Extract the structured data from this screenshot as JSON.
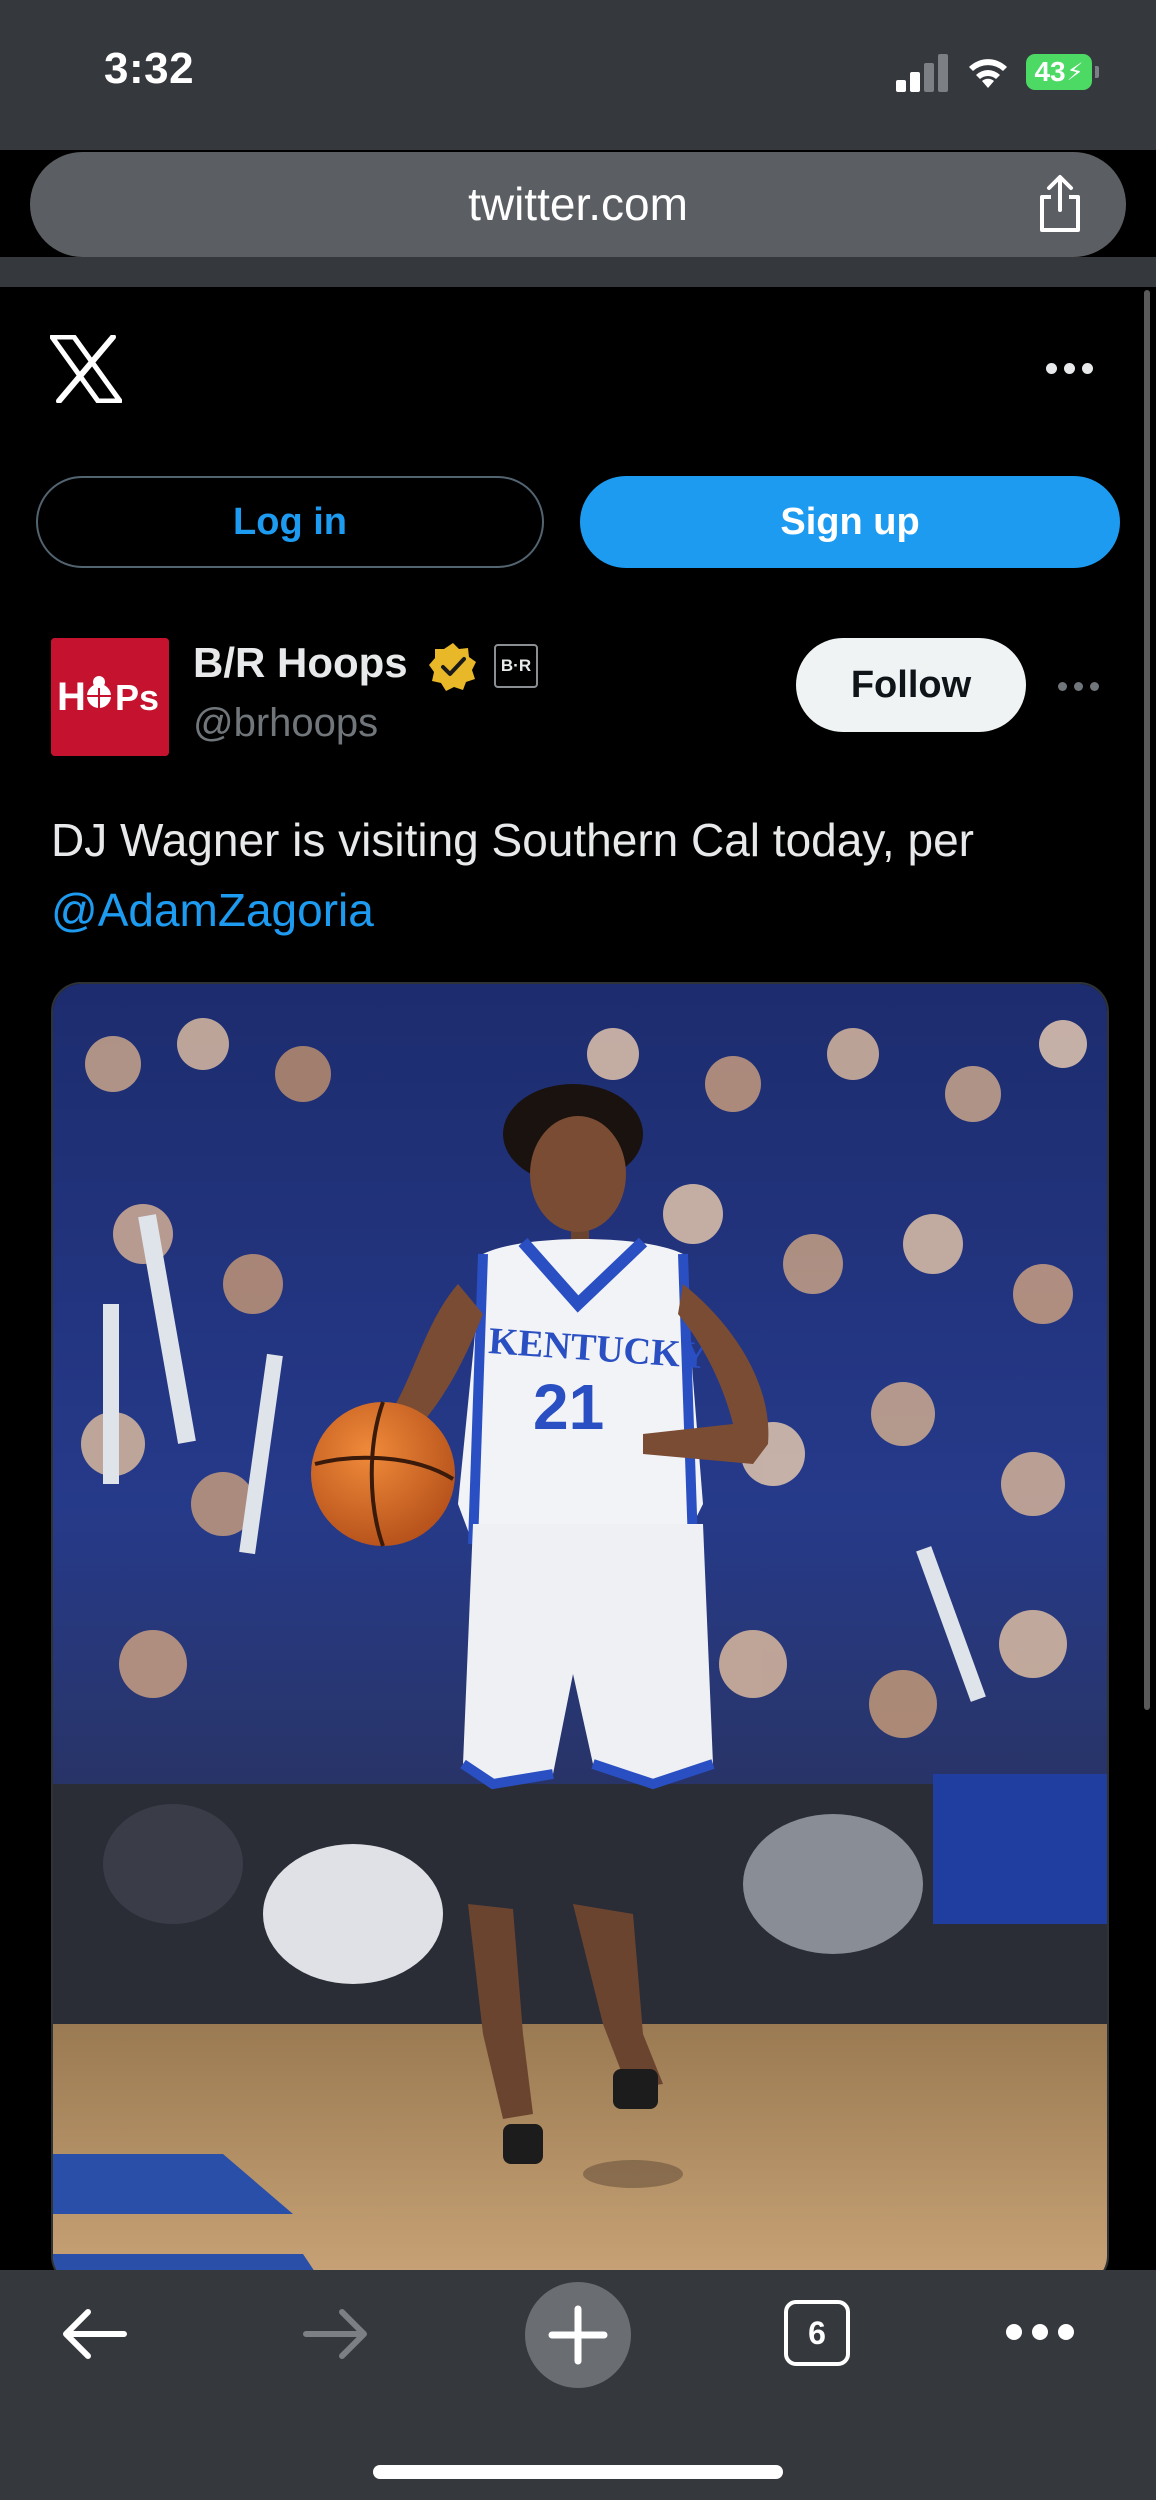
{
  "status_bar": {
    "time": "3:32",
    "battery": "43"
  },
  "browser": {
    "url": "twitter.com",
    "tab_count": "6"
  },
  "twitter": {
    "login_label": "Log in",
    "signup_label": "Sign up"
  },
  "tweet": {
    "author_name": "B/R Hoops",
    "author_handle": "@brhoops",
    "affiliate_badge": "B·R",
    "avatar_text": "HOOPS",
    "follow_label": "Follow",
    "text": "DJ Wagner is visiting Southern Cal today, per ",
    "mention": "@AdamZagoria",
    "photo": {
      "jersey_text": "KENTUCKY",
      "jersey_number": "21"
    }
  },
  "colors": {
    "accent": "#1d9bf0",
    "verified": "#e8b829",
    "battery": "#4cd964",
    "brand_red": "#c4122f"
  },
  "icons": {
    "logo": "x-logo-icon",
    "more": "more-horizontal-icon",
    "share": "share-icon",
    "back": "arrow-left-icon",
    "forward": "arrow-right-icon",
    "new_tab": "plus-icon",
    "verified": "verified-badge-icon"
  }
}
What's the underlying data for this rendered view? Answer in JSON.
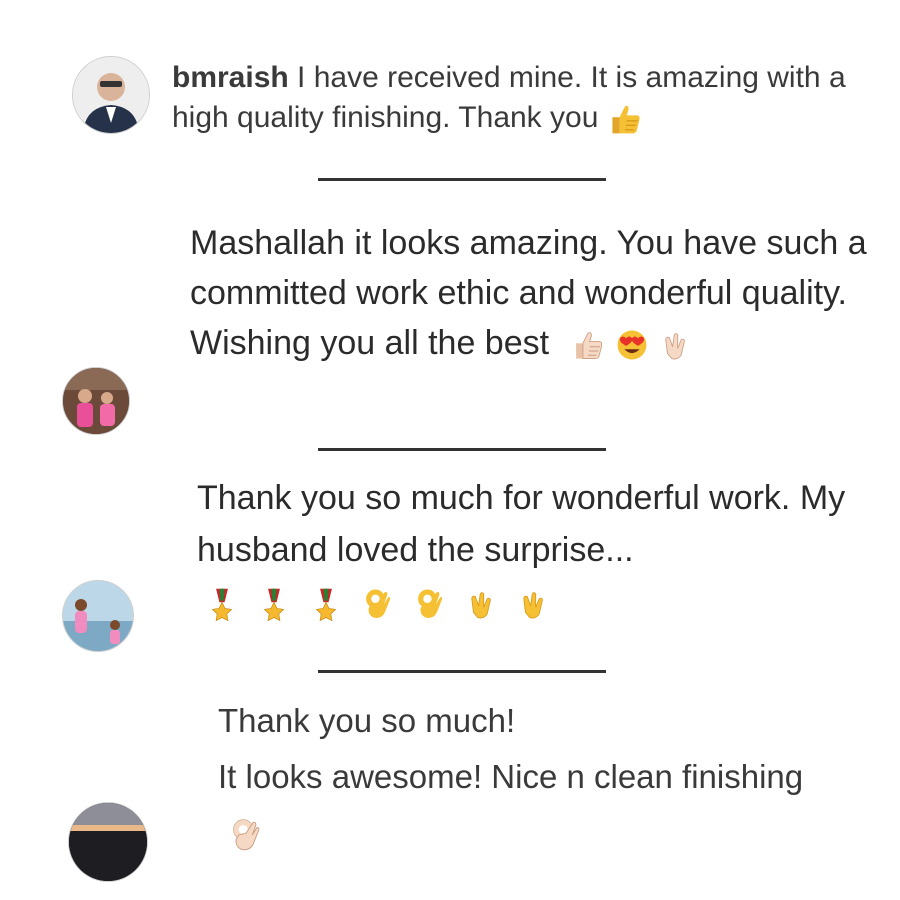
{
  "comments": [
    {
      "username": "bmraish",
      "text": " I have received mine. It is amazing with a high quality finishing. Thank you",
      "emojis": [
        "thumbs-up-icon"
      ]
    },
    {
      "text": "Mashallah it looks amazing. You have such a committed work ethic and wonderful quality. Wishing you all the best",
      "emojis": [
        "thumbs-up-light-icon",
        "heart-eyes-icon",
        "clapping-light-icon"
      ]
    },
    {
      "text": "Thank you so much for wonderful work. My husband loved the surprise...",
      "emojis": [
        "medal-icon",
        "medal-icon",
        "medal-icon",
        "ok-hand-icon",
        "ok-hand-icon",
        "clapping-icon",
        "clapping-icon"
      ]
    },
    {
      "line1": "Thank you so much!",
      "line2": "It looks awesome! Nice n clean finishing",
      "emojis": [
        "ok-hand-light-icon"
      ]
    }
  ],
  "colors": {
    "text": "#2b2b2b",
    "divider": "#333333",
    "emoji_yellow": "#f5c033",
    "emoji_light": "#f6d9c4"
  }
}
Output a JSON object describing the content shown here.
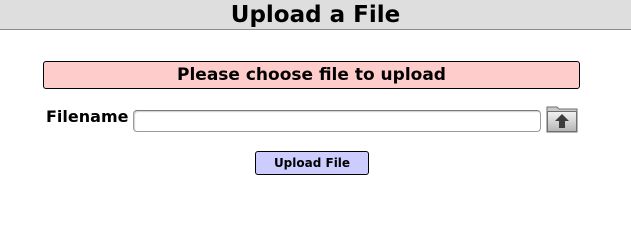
{
  "header": {
    "title": "Upload a File"
  },
  "message": {
    "text": "Please choose file to upload",
    "background_color": "#ffcccc"
  },
  "form": {
    "filename_label": "Filename",
    "filename_value": "",
    "browse_icon": "folder-upload-icon",
    "upload_button_label": "Upload File",
    "upload_button_color": "#ccccff"
  }
}
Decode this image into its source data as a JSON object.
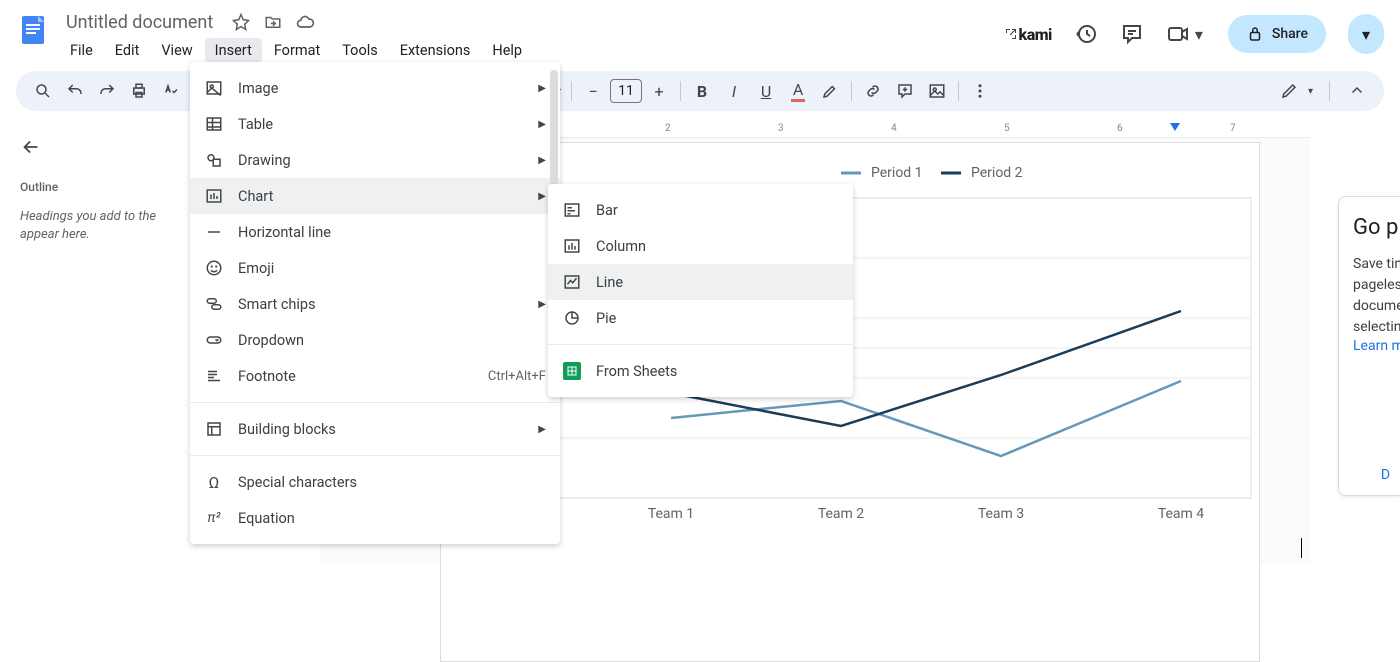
■ ■ ■ ■
→ **Requirements**
Within the listing above, copy each line that has the string "object".

→ **Written solution**
Output a JSON object describing the content shown here.
Decode this image into its source data as a JSON object.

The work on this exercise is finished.